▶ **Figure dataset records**
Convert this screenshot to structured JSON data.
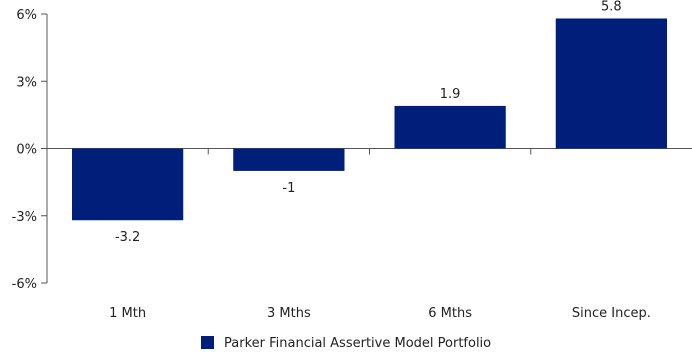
{
  "chart_data": {
    "type": "bar",
    "categories": [
      "1 Mth",
      "3 Mths",
      "6 Mths",
      "Since Incep."
    ],
    "series": [
      {
        "name": "Parker Financial Assertive Model Portfolio",
        "values": [
          -3.2,
          -1,
          1.9,
          5.8
        ],
        "data_labels": [
          "-3.2",
          "-1",
          "1.9",
          "5.8"
        ]
      }
    ],
    "y_ticks": [
      6,
      3,
      0,
      -3,
      -6
    ],
    "y_tick_labels": [
      "6%",
      "3%",
      "0%",
      "-3%",
      "-6%"
    ],
    "ylim": [
      -6,
      6
    ],
    "title": "",
    "xlabel": "",
    "ylabel": "",
    "grid": false,
    "legend_position": "bottom",
    "bar_color": "#001f7a",
    "axis_color": "#555555"
  }
}
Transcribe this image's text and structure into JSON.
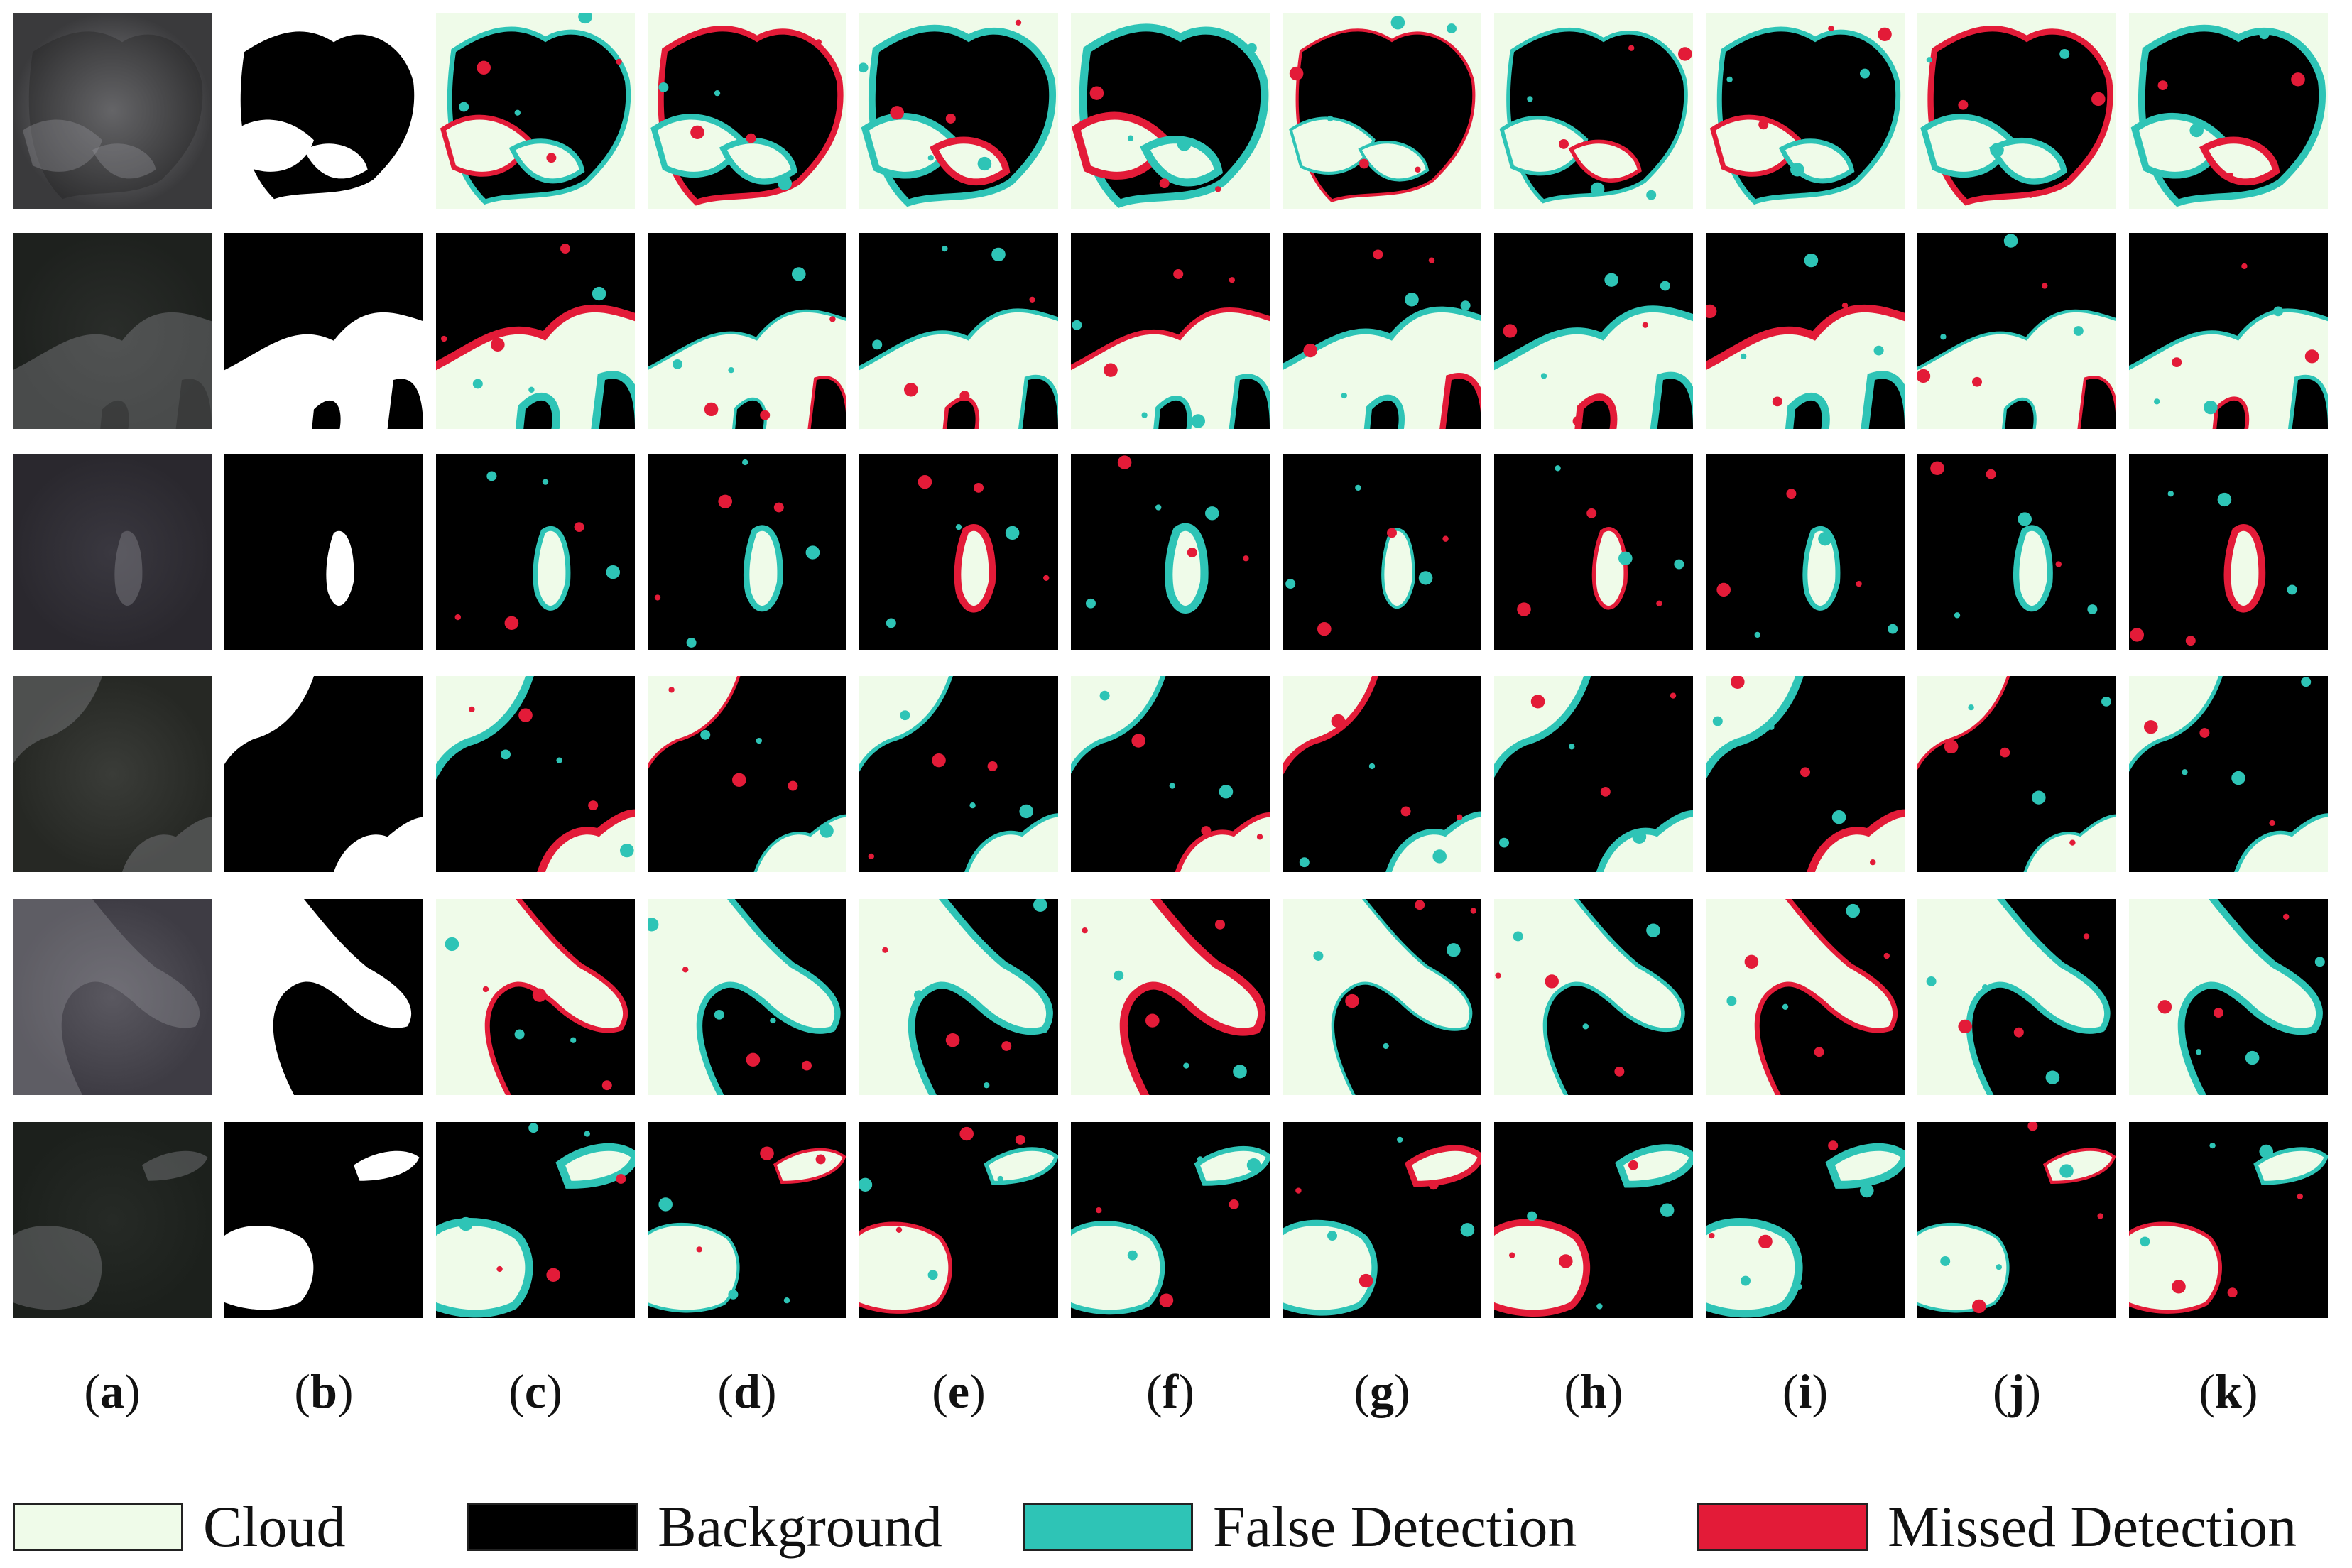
{
  "colors": {
    "cloud": "#effbe9",
    "background": "#000000",
    "false_detection": "#2ec4b6",
    "missed_detection": "#e31b38"
  },
  "columns": [
    {
      "label": "a",
      "kind": "satellite image"
    },
    {
      "label": "b",
      "kind": "ground truth"
    },
    {
      "label": "c",
      "kind": "result"
    },
    {
      "label": "d",
      "kind": "result"
    },
    {
      "label": "e",
      "kind": "result"
    },
    {
      "label": "f",
      "kind": "result"
    },
    {
      "label": "g",
      "kind": "result"
    },
    {
      "label": "h",
      "kind": "result"
    },
    {
      "label": "i",
      "kind": "result"
    },
    {
      "label": "j",
      "kind": "result"
    },
    {
      "label": "k",
      "kind": "result"
    }
  ],
  "rows": 6,
  "legend": [
    {
      "label": "Cloud",
      "color_key": "cloud"
    },
    {
      "label": "Background",
      "color_key": "background"
    },
    {
      "label": "False Detection",
      "color_key": "false_detection"
    },
    {
      "label": "Missed Detection",
      "color_key": "missed_detection"
    }
  ]
}
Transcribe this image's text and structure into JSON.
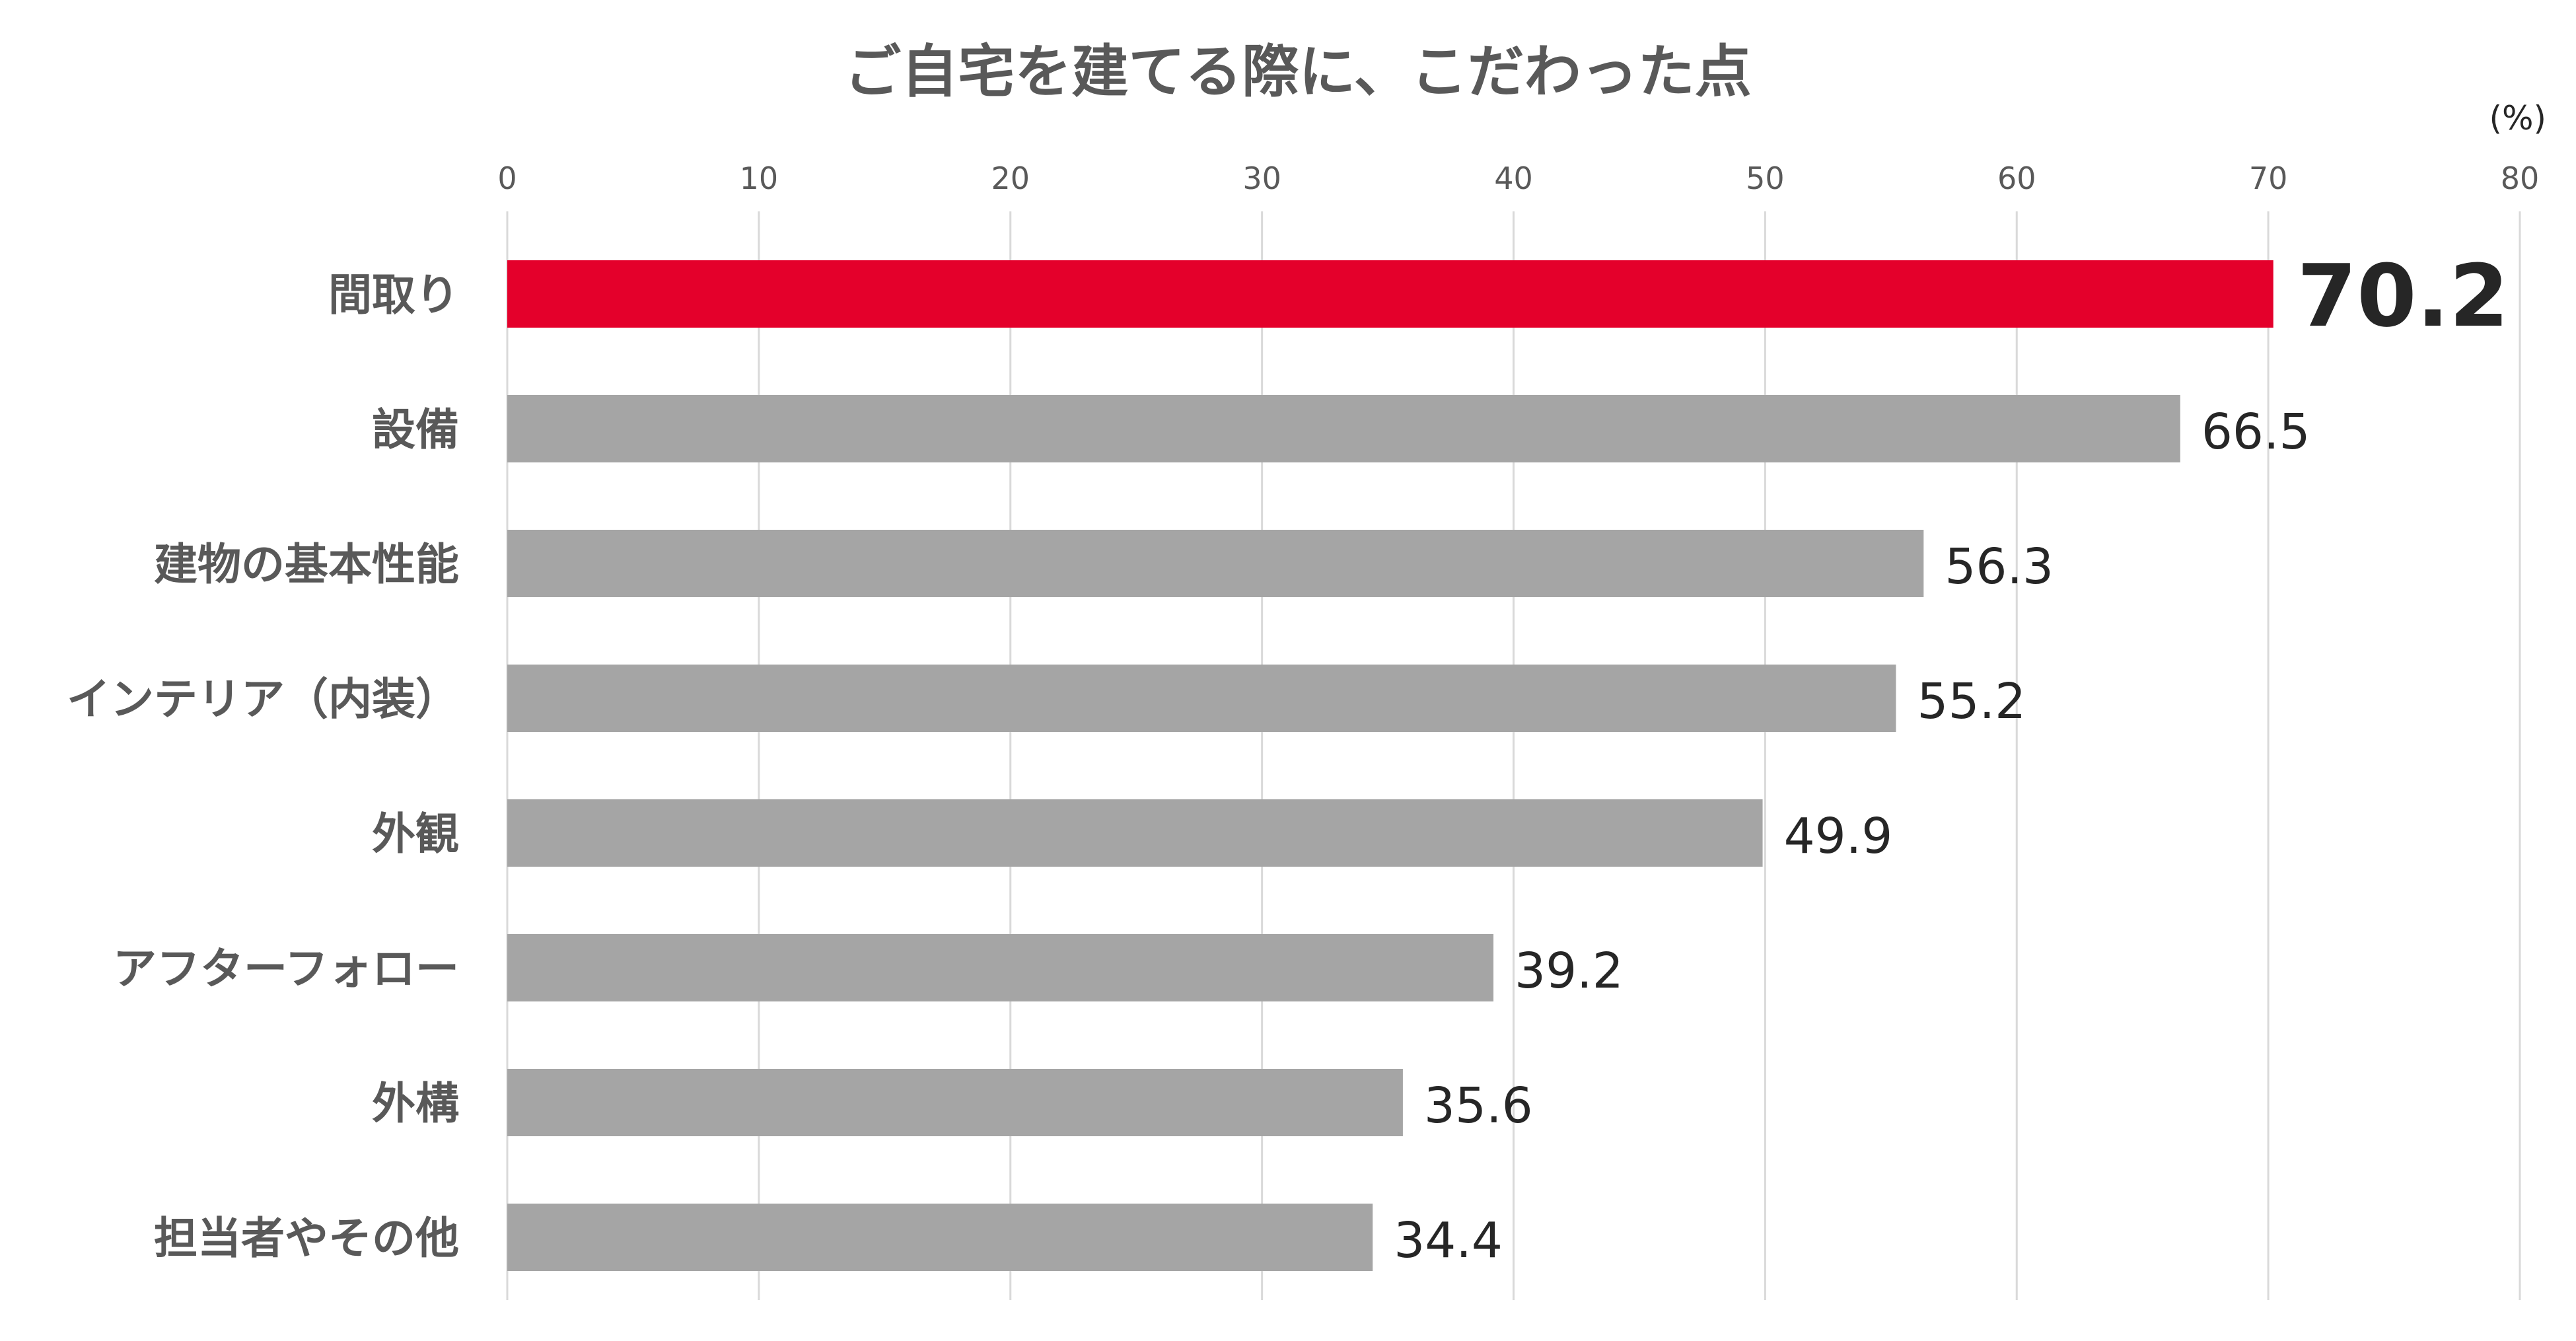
{
  "chart_data": {
    "type": "bar",
    "orientation": "horizontal",
    "title": "ご自宅を建てる際に、こだわった点",
    "unit_label": "(%)",
    "xlim": [
      0,
      80
    ],
    "x_ticks": [
      0,
      10,
      20,
      30,
      40,
      50,
      60,
      70,
      80
    ],
    "x_axis_position": "top",
    "grid": true,
    "categories": [
      "間取り",
      "設備",
      "建物の基本性能",
      "インテリア（内装）",
      "外観",
      "アフターフォロー",
      "外構",
      "担当者やその他"
    ],
    "values": [
      70.2,
      66.5,
      56.3,
      55.2,
      49.9,
      39.2,
      35.6,
      34.4
    ],
    "value_labels": [
      "70.2",
      "66.5",
      "56.3",
      "55.2",
      "49.9",
      "39.2",
      "35.6",
      "34.4"
    ],
    "highlight_index": 0,
    "colors": {
      "highlight": "#E4002B",
      "bar": "#A5A5A5",
      "grid": "#D9D9D9",
      "title": "#595959",
      "label": "#595959",
      "value": "#262626"
    }
  }
}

▶ **TASK DESCRIPTION**
Leaving aside the images, write out the entries above word for word.

▶ **RESULT OF THIS EXERCISE**
Convert this screenshot to structured JSON data.
{
  "chart_data": {
    "type": "bar",
    "categories": [
      "1 Mth",
      "3 Mths",
      "6 Mths",
      "Since Incep."
    ],
    "series": [
      {
        "name": "Parker Financial Assertive Model Portfolio",
        "values": [
          -3.2,
          -1,
          1.9,
          5.8
        ],
        "data_labels": [
          "-3.2",
          "-1",
          "1.9",
          "5.8"
        ]
      }
    ],
    "y_ticks": [
      6,
      3,
      0,
      -3,
      -6
    ],
    "y_tick_labels": [
      "6%",
      "3%",
      "0%",
      "-3%",
      "-6%"
    ],
    "ylim": [
      -6,
      6
    ],
    "title": "",
    "xlabel": "",
    "ylabel": "",
    "grid": false,
    "legend_position": "bottom",
    "bar_color": "#001f7a",
    "axis_color": "#555555"
  }
}
Transcribe this image's text and structure into JSON.
{
  "colors": {
    "cloud": "#effbe9",
    "background": "#000000",
    "false_detection": "#2ec4b6",
    "missed_detection": "#e31b38"
  },
  "columns": [
    {
      "label": "a",
      "kind": "satellite image"
    },
    {
      "label": "b",
      "kind": "ground truth"
    },
    {
      "label": "c",
      "kind": "result"
    },
    {
      "label": "d",
      "kind": "result"
    },
    {
      "label": "e",
      "kind": "result"
    },
    {
      "label": "f",
      "kind": "result"
    },
    {
      "label": "g",
      "kind": "result"
    },
    {
      "label": "h",
      "kind": "result"
    },
    {
      "label": "i",
      "kind": "result"
    },
    {
      "label": "j",
      "kind": "result"
    },
    {
      "label": "k",
      "kind": "result"
    }
  ],
  "rows": 6,
  "legend": [
    {
      "label": "Cloud",
      "color_key": "cloud"
    },
    {
      "label": "Background",
      "color_key": "background"
    },
    {
      "label": "False Detection",
      "color_key": "false_detection"
    },
    {
      "label": "Missed Detection",
      "color_key": "missed_detection"
    }
  ]
}
Transcribe this image's text and structure into JSON.
{
  "chart_data": {
    "type": "bar",
    "orientation": "horizontal",
    "title": "ご自宅を建てる際に、こだわった点",
    "unit_label": "(%)",
    "xlim": [
      0,
      80
    ],
    "x_ticks": [
      0,
      10,
      20,
      30,
      40,
      50,
      60,
      70,
      80
    ],
    "x_axis_position": "top",
    "grid": true,
    "categories": [
      "間取り",
      "設備",
      "建物の基本性能",
      "インテリア（内装）",
      "外観",
      "アフターフォロー",
      "外構",
      "担当者やその他"
    ],
    "values": [
      70.2,
      66.5,
      56.3,
      55.2,
      49.9,
      39.2,
      35.6,
      34.4
    ],
    "value_labels": [
      "70.2",
      "66.5",
      "56.3",
      "55.2",
      "49.9",
      "39.2",
      "35.6",
      "34.4"
    ],
    "highlight_index": 0,
    "colors": {
      "highlight": "#E4002B",
      "bar": "#A5A5A5",
      "grid": "#D9D9D9",
      "title": "#595959",
      "label": "#595959",
      "value": "#262626"
    }
  }
}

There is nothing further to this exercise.